── DATA FOR THIS TASK

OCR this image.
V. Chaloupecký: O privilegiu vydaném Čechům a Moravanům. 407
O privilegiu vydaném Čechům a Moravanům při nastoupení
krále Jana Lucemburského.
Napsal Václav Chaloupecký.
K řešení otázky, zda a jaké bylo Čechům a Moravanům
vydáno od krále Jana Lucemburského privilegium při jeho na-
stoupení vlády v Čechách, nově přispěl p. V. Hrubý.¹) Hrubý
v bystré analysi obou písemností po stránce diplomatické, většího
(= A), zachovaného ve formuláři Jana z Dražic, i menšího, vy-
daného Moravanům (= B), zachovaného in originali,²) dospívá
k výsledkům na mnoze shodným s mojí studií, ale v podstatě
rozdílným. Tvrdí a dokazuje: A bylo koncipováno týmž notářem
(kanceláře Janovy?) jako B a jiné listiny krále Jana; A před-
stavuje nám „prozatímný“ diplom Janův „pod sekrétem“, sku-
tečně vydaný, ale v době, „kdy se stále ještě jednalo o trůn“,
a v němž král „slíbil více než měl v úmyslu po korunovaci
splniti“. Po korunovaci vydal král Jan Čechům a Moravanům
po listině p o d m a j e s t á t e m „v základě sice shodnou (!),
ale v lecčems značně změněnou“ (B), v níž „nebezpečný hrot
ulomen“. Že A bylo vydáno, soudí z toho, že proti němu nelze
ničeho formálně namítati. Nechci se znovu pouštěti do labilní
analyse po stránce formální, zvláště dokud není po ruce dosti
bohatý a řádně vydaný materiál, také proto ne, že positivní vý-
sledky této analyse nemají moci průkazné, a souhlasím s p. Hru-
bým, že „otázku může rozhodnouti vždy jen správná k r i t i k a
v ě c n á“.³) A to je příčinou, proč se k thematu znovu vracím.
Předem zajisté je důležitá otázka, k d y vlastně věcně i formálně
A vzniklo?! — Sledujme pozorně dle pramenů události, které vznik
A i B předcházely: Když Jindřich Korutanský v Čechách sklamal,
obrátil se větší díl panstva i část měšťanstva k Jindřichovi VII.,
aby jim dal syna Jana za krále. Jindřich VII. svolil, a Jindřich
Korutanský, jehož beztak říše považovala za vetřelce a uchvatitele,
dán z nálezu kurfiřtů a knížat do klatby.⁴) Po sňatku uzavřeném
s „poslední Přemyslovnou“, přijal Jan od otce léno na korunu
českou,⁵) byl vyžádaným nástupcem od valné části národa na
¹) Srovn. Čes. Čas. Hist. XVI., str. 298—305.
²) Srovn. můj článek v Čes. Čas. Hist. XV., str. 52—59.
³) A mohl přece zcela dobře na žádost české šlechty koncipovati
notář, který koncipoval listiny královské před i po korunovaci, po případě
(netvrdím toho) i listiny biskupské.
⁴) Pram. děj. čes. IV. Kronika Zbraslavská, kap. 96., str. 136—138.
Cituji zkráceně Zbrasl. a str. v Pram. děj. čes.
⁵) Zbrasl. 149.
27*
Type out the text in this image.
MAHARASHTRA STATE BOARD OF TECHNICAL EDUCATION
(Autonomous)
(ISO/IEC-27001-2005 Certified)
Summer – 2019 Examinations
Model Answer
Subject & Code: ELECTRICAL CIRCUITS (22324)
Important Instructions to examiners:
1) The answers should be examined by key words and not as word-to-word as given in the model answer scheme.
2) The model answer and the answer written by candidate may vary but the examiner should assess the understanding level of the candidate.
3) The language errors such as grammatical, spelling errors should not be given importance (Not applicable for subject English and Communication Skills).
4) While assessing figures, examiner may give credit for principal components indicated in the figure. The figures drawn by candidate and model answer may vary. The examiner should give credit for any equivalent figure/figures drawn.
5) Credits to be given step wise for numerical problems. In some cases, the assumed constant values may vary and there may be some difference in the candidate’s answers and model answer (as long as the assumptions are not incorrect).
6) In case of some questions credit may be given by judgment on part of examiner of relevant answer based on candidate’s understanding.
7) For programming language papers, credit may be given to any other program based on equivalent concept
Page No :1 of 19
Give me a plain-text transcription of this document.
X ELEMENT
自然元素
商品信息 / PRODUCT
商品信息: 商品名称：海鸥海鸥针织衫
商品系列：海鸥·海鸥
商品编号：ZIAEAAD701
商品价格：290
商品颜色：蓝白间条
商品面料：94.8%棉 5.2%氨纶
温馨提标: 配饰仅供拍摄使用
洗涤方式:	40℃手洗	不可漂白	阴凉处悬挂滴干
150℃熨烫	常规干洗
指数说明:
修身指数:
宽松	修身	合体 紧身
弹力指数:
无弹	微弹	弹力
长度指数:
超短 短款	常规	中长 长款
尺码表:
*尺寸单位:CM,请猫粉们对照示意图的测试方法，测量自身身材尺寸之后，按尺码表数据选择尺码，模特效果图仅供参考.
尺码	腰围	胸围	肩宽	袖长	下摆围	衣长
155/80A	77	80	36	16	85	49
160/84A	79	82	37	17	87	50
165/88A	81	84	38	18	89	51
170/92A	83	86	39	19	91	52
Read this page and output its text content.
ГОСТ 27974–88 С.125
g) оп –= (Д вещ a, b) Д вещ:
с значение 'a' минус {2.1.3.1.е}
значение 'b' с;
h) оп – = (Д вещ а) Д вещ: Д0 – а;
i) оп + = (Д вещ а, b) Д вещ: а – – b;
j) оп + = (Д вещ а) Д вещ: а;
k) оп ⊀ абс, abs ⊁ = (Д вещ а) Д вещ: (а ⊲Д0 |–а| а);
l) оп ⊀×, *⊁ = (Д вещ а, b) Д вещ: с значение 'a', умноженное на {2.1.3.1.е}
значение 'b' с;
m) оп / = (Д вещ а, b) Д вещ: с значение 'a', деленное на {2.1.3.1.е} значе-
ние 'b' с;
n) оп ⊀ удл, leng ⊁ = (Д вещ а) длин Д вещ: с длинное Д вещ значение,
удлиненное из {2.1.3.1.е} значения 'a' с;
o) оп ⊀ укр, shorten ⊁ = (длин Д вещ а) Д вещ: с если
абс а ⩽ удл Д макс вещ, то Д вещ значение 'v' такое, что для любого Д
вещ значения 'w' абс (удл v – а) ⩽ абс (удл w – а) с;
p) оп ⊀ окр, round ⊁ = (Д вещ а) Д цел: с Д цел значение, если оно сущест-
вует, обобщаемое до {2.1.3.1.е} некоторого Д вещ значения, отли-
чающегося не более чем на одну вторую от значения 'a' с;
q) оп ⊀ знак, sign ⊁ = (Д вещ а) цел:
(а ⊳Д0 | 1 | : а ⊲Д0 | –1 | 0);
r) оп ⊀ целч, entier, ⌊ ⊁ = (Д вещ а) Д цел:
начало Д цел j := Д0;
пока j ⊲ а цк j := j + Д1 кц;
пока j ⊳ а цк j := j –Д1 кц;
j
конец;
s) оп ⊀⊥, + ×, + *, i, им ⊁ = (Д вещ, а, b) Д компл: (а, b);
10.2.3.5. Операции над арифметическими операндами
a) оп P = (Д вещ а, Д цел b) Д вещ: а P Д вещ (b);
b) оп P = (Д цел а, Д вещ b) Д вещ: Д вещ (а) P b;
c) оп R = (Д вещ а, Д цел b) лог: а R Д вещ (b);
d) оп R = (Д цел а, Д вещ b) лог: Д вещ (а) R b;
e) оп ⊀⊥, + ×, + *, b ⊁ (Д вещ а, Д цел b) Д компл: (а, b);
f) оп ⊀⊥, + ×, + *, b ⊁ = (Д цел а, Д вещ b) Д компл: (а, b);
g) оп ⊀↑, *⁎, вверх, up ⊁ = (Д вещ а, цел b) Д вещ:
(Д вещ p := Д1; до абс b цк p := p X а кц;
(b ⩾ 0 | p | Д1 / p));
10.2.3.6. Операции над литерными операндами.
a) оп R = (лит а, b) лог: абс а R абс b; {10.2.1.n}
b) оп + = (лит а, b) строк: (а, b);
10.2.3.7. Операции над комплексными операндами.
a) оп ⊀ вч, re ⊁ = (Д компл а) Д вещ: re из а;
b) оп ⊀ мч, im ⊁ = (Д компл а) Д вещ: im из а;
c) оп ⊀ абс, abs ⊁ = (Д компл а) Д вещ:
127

────

Collect every line from the records above that contains the word "analyse".

analyse po stránce formální, zvláště dokud není po ruce dosti
sledky této analyse nemají moci průkazné, a souhlasím s p. Hru-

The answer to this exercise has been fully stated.